• [What to produce]: Pictures don't belong in the copy; print all the records exactly.

---*---

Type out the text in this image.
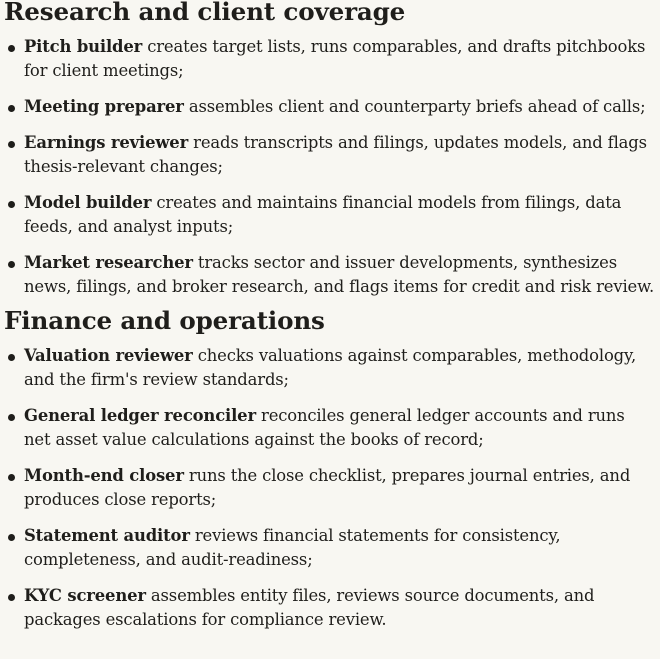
Research and client coverage
Pitch builder creates target lists, runs comparables, and drafts pitchbooks for client meetings;
Meeting preparer assembles client and counterparty briefs ahead of calls;
Earnings reviewer reads transcripts and filings, updates models, and flags thesis-relevant changes;
Model builder creates and maintains financial models from filings, data feeds, and analyst inputs;
Market researcher tracks sector and issuer developments, synthesizes news, filings, and broker research, and flags items for credit and risk review.
Finance and operations
Valuation reviewer checks valuations against comparables, methodology, and the firm's review standards;
General ledger reconciler reconciles general ledger accounts and runs net asset value calculations against the books of record;
Month-end closer runs the close checklist, prepares journal entries, and produces close reports;
Statement auditor reviews financial statements for consistency, completeness, and audit-readiness;
KYC screener assembles entity files, reviews source documents, and packages escalations for compliance review.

---*---

• [Task response]:
Type out the text in this image.
Research and client coverage
Pitch builder creates target lists, runs comparables, and drafts pitchbooks for client meetings;
Meeting preparer assembles client and counterparty briefs ahead of calls;
Earnings reviewer reads transcripts and filings, updates models, and flags thesis-relevant changes;
Model builder creates and maintains financial models from filings, data feeds, and analyst inputs;
Market researcher tracks sector and issuer developments, synthesizes news, filings, and broker research, and flags items for credit and risk review.
Finance and operations
Valuation reviewer checks valuations against comparables, methodology, and the firm's review standards;
General ledger reconciler reconciles general ledger accounts and runs net asset value calculations against the books of record;
Month-end closer runs the close checklist, prepares journal entries, and produces close reports;
Statement auditor reviews financial statements for consistency, completeness, and audit-readiness;
KYC screener assembles entity files, reviews source documents, and packages escalations for compliance review.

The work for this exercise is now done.